### Requirements
Reply with one number: the count of lines in the listing that contain the string "user".

### Information shown
========================

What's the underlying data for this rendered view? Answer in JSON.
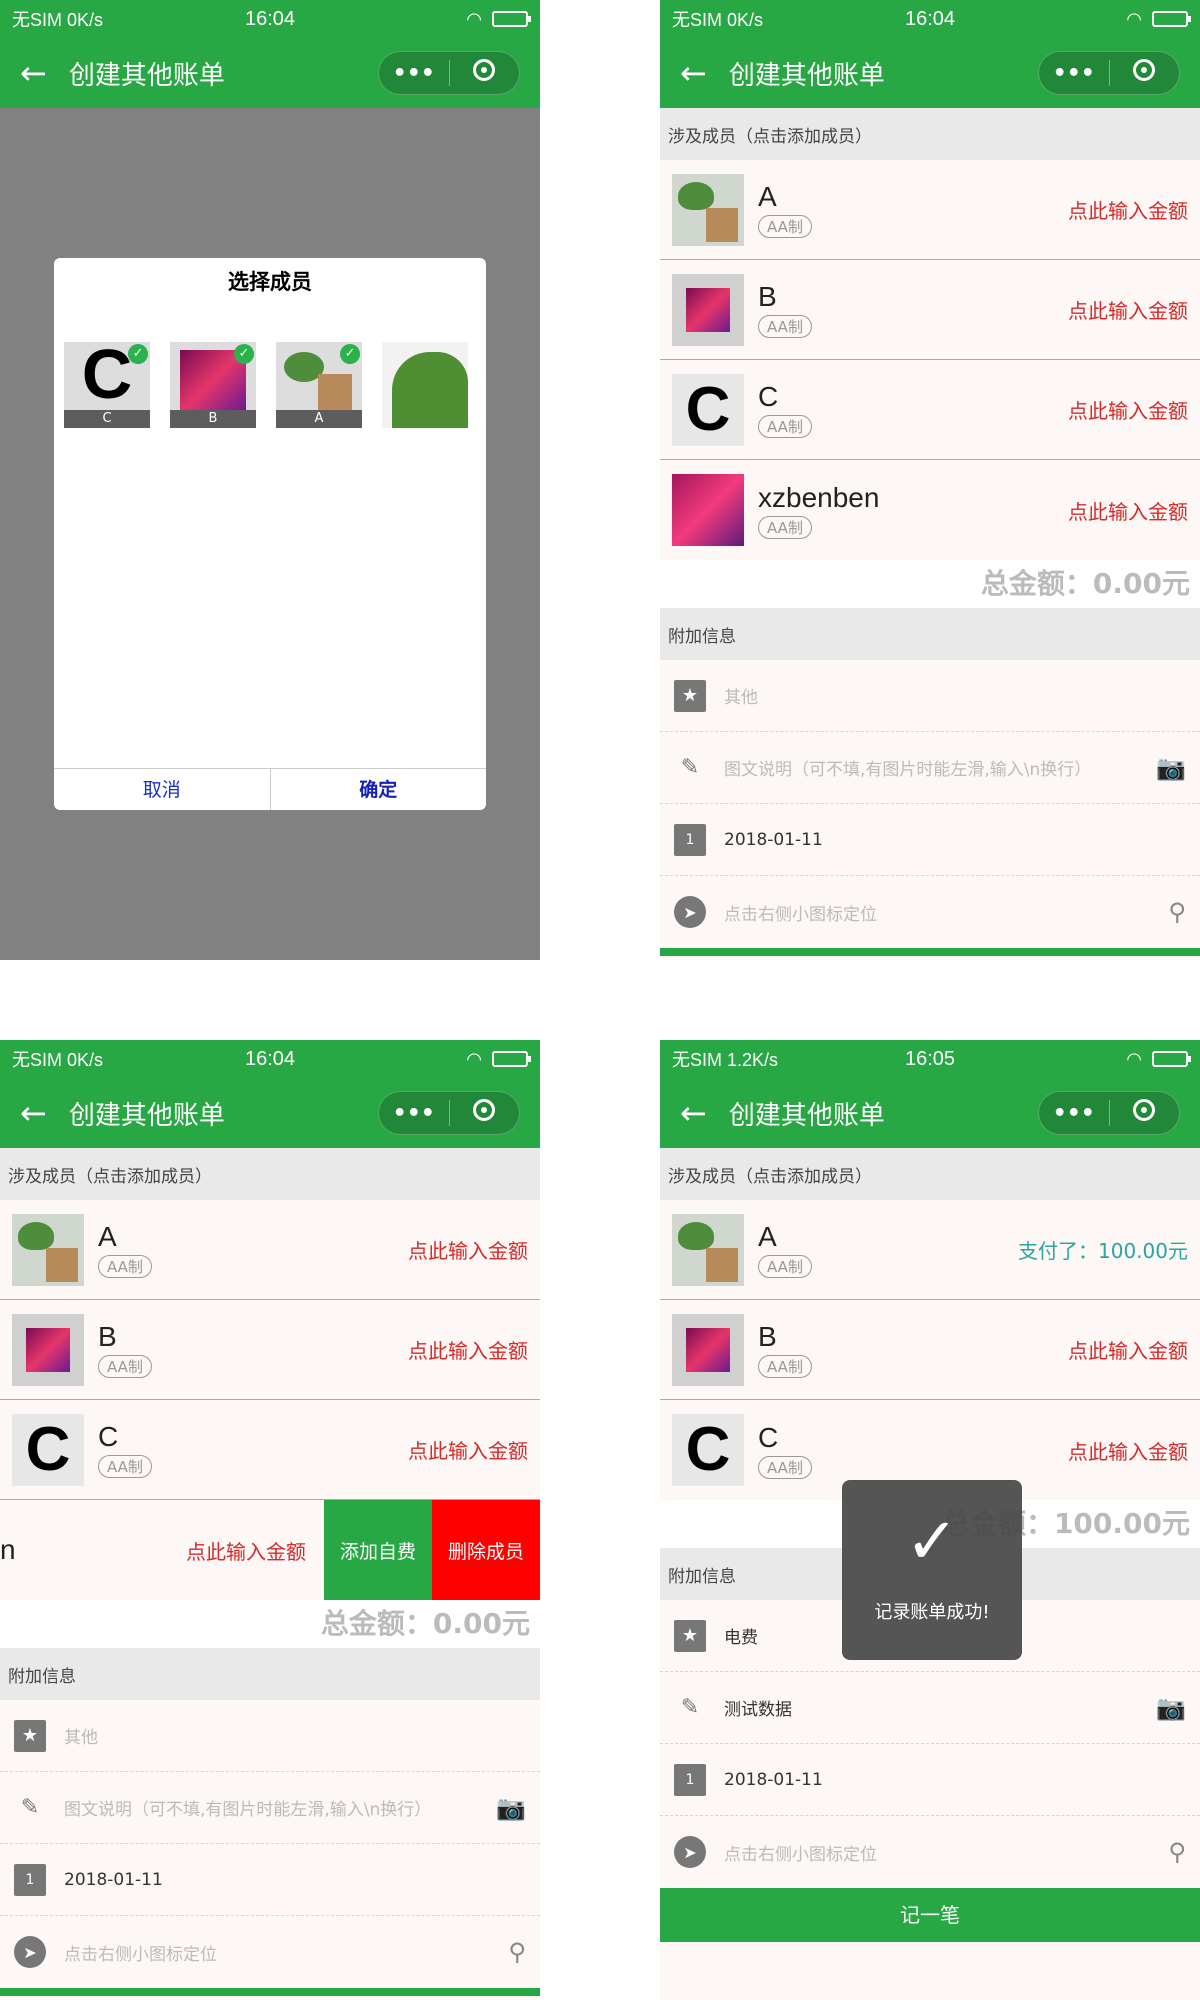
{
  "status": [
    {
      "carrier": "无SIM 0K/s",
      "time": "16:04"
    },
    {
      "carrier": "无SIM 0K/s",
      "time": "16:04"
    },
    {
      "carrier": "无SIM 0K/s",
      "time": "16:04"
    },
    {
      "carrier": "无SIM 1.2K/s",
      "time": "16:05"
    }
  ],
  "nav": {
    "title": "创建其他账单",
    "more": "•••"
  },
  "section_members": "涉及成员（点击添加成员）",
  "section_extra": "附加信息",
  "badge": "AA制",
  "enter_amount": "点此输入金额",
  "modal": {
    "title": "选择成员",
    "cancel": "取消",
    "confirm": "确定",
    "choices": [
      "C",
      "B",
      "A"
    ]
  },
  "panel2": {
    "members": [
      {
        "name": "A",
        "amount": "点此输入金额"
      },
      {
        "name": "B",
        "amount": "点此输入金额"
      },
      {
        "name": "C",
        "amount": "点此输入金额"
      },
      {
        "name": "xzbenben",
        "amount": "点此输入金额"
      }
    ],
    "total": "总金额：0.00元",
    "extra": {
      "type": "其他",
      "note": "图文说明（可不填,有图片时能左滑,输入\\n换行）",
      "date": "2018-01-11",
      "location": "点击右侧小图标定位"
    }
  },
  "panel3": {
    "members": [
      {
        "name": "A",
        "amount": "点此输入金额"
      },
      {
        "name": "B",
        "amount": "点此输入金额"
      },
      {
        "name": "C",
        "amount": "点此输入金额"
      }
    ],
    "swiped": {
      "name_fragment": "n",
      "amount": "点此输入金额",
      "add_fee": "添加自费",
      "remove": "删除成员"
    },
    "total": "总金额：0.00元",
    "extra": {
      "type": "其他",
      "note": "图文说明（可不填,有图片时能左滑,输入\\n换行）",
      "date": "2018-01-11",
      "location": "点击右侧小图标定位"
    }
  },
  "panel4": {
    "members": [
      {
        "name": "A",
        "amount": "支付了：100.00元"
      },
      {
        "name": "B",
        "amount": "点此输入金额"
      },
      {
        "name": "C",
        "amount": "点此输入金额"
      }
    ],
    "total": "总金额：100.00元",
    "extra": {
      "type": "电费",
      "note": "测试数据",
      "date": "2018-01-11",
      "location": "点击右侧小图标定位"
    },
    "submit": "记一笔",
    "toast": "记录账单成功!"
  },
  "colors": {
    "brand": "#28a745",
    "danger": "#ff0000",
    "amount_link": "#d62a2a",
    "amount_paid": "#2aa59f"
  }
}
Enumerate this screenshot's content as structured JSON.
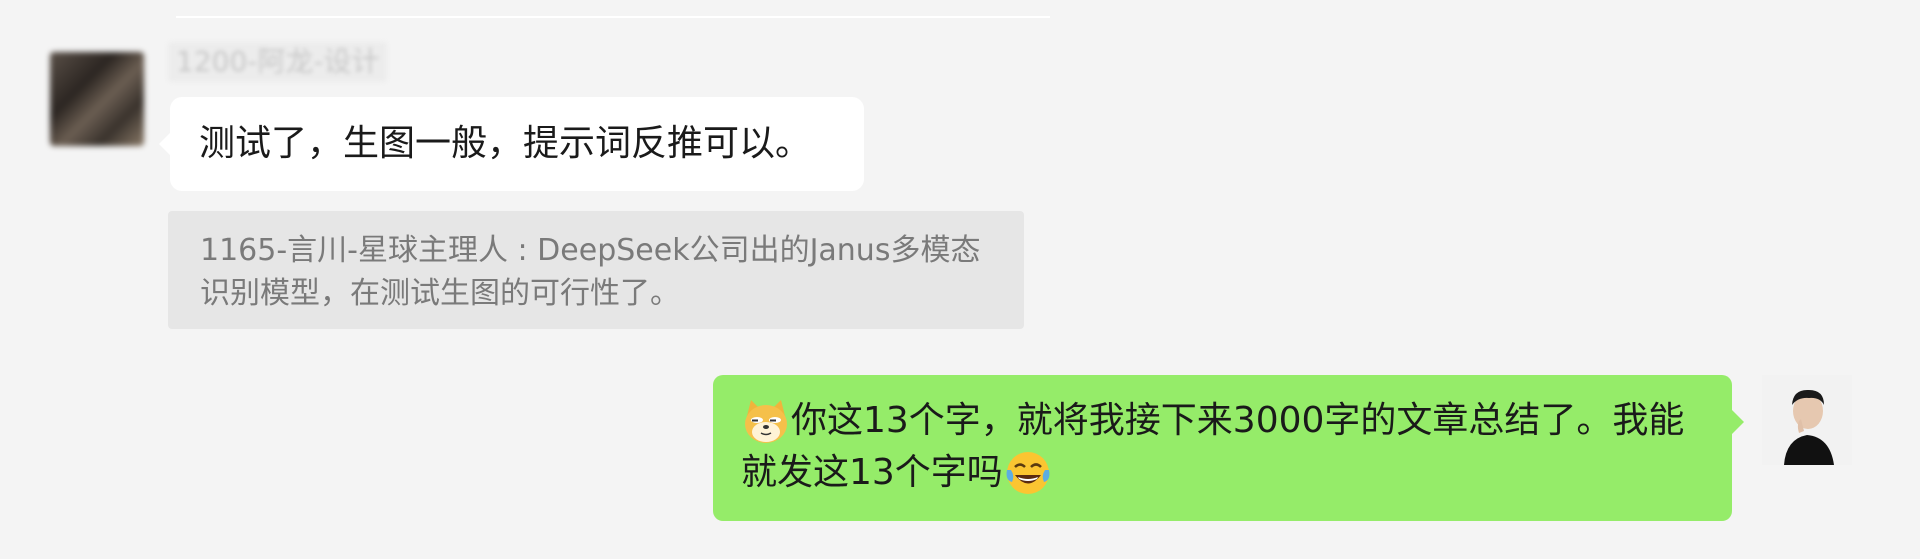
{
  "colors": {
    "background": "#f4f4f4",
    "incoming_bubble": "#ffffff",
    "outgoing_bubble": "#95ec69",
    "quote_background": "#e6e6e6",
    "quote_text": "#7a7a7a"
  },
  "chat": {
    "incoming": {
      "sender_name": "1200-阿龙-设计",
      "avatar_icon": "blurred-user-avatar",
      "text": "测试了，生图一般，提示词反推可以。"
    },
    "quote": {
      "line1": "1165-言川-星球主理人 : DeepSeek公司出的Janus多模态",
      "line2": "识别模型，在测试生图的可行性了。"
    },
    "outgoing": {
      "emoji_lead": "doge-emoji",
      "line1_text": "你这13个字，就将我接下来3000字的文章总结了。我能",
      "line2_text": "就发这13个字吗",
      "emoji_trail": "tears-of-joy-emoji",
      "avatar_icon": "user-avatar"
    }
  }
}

========================

### Full output
2